— BEGIN —

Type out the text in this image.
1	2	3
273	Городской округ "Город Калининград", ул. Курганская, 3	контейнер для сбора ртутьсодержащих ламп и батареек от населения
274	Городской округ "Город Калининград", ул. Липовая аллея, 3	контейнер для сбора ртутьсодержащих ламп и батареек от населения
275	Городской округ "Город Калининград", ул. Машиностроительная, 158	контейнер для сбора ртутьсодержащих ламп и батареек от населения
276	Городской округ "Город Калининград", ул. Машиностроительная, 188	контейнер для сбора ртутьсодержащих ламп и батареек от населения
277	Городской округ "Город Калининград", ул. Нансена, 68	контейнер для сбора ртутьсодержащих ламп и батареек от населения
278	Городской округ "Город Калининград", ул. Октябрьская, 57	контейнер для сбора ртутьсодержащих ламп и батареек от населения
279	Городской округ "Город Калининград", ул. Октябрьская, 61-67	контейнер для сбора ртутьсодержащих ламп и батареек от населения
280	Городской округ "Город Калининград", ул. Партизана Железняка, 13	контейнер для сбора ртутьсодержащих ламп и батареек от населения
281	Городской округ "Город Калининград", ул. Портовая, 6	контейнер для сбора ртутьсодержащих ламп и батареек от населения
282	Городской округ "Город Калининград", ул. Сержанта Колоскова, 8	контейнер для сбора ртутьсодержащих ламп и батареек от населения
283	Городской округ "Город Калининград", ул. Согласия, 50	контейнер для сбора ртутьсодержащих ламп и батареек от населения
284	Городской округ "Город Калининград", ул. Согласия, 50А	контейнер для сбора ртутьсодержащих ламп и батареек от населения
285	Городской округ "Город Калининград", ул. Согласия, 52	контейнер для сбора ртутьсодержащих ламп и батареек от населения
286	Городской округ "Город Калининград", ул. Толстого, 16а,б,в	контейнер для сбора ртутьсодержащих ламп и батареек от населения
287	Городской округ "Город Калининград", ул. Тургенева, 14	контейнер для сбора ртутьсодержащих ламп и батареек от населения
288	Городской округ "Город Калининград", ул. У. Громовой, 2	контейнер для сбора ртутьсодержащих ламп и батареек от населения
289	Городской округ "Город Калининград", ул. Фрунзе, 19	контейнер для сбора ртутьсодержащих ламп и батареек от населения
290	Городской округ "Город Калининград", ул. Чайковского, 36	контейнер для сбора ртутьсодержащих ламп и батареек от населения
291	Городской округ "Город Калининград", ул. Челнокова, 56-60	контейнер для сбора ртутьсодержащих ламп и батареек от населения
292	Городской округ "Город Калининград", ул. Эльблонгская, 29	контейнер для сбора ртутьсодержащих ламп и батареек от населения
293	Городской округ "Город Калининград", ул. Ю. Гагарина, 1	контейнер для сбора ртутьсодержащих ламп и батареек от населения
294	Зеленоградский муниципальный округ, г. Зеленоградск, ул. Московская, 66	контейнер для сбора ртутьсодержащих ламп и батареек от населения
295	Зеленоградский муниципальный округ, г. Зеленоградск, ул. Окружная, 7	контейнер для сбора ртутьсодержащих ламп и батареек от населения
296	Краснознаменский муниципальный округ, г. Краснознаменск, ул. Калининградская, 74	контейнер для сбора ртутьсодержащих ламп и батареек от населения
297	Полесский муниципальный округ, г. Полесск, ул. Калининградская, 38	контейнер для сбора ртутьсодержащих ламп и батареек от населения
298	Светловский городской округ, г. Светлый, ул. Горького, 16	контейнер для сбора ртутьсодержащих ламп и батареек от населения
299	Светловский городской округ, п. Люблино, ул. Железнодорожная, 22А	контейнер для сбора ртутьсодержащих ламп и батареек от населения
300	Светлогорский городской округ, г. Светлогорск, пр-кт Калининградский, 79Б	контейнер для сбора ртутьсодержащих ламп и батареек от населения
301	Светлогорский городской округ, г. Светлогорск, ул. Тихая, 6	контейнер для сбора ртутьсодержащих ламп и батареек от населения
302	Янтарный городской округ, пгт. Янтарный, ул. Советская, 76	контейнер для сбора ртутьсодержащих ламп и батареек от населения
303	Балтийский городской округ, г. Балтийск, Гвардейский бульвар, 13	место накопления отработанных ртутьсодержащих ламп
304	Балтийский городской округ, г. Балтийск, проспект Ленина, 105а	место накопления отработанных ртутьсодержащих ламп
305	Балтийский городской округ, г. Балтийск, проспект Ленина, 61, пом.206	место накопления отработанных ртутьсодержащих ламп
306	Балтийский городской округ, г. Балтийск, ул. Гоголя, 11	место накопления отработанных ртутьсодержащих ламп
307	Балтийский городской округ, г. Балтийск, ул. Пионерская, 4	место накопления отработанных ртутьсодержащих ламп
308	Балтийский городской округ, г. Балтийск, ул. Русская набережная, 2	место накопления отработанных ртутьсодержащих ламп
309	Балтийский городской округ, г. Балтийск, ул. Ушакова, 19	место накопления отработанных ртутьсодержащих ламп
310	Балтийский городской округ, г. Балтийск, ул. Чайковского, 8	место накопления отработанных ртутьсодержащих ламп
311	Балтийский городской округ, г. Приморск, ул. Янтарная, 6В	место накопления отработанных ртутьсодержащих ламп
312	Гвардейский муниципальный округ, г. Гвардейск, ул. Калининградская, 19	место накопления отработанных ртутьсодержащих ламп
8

— END —

EXERCISE REQUIREMENTS →
Write every record out again, unaltered.

FINAL RESULT →
Type out the text in this image.
1	2	3
273	Городской округ "Город Калининград", ул. Курганская, 3	контейнер для сбора ртутьсодержащих ламп и батареек от населения
274	Городской округ "Город Калининград", ул. Липовая аллея, 3	контейнер для сбора ртутьсодержащих ламп и батареек от населения
275	Городской округ "Город Калининград", ул. Машиностроительная, 158	контейнер для сбора ртутьсодержащих ламп и батареек от населения
276	Городской округ "Город Калининград", ул. Машиностроительная, 188	контейнер для сбора ртутьсодержащих ламп и батареек от населения
277	Городской округ "Город Калининград", ул. Нансена, 68	контейнер для сбора ртутьсодержащих ламп и батареек от населения
278	Городской округ "Город Калининград", ул. Октябрьская, 57	контейнер для сбора ртутьсодержащих ламп и батареек от населения
279	Городской округ "Город Калининград", ул. Октябрьская, 61-67	контейнер для сбора ртутьсодержащих ламп и батареек от населения
280	Городской округ "Город Калининград", ул. Партизана Железняка, 13	контейнер для сбора ртутьсодержащих ламп и батареек от населения
281	Городской округ "Город Калининград", ул. Портовая, 6	контейнер для сбора ртутьсодержащих ламп и батареек от населения
282	Городской округ "Город Калининград", ул. Сержанта Колоскова, 8	контейнер для сбора ртутьсодержащих ламп и батареек от населения
283	Городской округ "Город Калининград", ул. Согласия, 50	контейнер для сбора ртутьсодержащих ламп и батареек от населения
284	Городской округ "Город Калининград", ул. Согласия, 50А	контейнер для сбора ртутьсодержащих ламп и батареек от населения
285	Городской округ "Город Калининград", ул. Согласия, 52	контейнер для сбора ртутьсодержащих ламп и батареек от населения
286	Городской округ "Город Калининград", ул. Толстого, 16а,б,в	контейнер для сбора ртутьсодержащих ламп и батареек от населения
287	Городской округ "Город Калининград", ул. Тургенева, 14	контейнер для сбора ртутьсодержащих ламп и батареек от населения
288	Городской округ "Город Калининград", ул. У. Громовой, 2	контейнер для сбора ртутьсодержащих ламп и батареек от населения
289	Городской округ "Город Калининград", ул. Фрунзе, 19	контейнер для сбора ртутьсодержащих ламп и батареек от населения
290	Городской округ "Город Калининград", ул. Чайковского, 36	контейнер для сбора ртутьсодержащих ламп и батареек от населения
291	Городской округ "Город Калининград", ул. Челнокова, 56-60	контейнер для сбора ртутьсодержащих ламп и батареек от населения
292	Городской округ "Город Калининград", ул. Эльблонгская, 29	контейнер для сбора ртутьсодержащих ламп и батареек от населения
293	Городской округ "Город Калининград", ул. Ю. Гагарина, 1	контейнер для сбора ртутьсодержащих ламп и батареек от населения
294	Зеленоградский муниципальный округ, г. Зеленоградск, ул. Московская, 66	контейнер для сбора ртутьсодержащих ламп и батареек от населения
295	Зеленоградский муниципальный округ, г. Зеленоградск, ул. Окружная, 7	контейнер для сбора ртутьсодержащих ламп и батареек от населения
296	Краснознаменский муниципальный округ, г. Краснознаменск, ул. Калининградская, 74	контейнер для сбора ртутьсодержащих ламп и батареек от населения
297	Полесский муниципальный округ, г. Полесск, ул. Калининградская, 38	контейнер для сбора ртутьсодержащих ламп и батареек от населения
298	Светловский городской округ, г. Светлый, ул. Горького, 16	контейнер для сбора ртутьсодержащих ламп и батареек от населения
299	Светловский городской округ, п. Люблино, ул. Железнодорожная, 22А	контейнер для сбора ртутьсодержащих ламп и батареек от населения
300	Светлогорский городской округ, г. Светлогорск, пр-кт Калининградский, 79Б	контейнер для сбора ртутьсодержащих ламп и батареек от населения
301	Светлогорский городской округ, г. Светлогорск, ул. Тихая, 6	контейнер для сбора ртутьсодержащих ламп и батареек от населения
302	Янтарный городской округ, пгт. Янтарный, ул. Советская, 76	контейнер для сбора ртутьсодержащих ламп и батареек от населения
303	Балтийский городской округ, г. Балтийск, Гвардейский бульвар, 13	место накопления отработанных ртутьсодержащих ламп
304	Балтийский городской округ, г. Балтийск, проспект Ленина, 105а	место накопления отработанных ртутьсодержащих ламп
305	Балтийский городской округ, г. Балтийск, проспект Ленина, 61, пом.206	место накопления отработанных ртутьсодержащих ламп
306	Балтийский городской округ, г. Балтийск, ул. Гоголя, 11	место накопления отработанных ртутьсодержащих ламп
307	Балтийский городской округ, г. Балтийск, ул. Пионерская, 4	место накопления отработанных ртутьсодержащих ламп
308	Балтийский городской округ, г. Балтийск, ул. Русская набережная, 2	место накопления отработанных ртутьсодержащих ламп
309	Балтийский городской округ, г. Балтийск, ул. Ушакова, 19	место накопления отработанных ртутьсодержащих ламп
310	Балтийский городской округ, г. Балтийск, ул. Чайковского, 8	место накопления отработанных ртутьсодержащих ламп
311	Балтийский городской округ, г. Приморск, ул. Янтарная, 6В	место накопления отработанных ртутьсодержащих ламп
312	Гвардейский муниципальный округ, г. Гвардейск, ул. Калининградская, 19	место накопления отработанных ртутьсодержащих ламп
8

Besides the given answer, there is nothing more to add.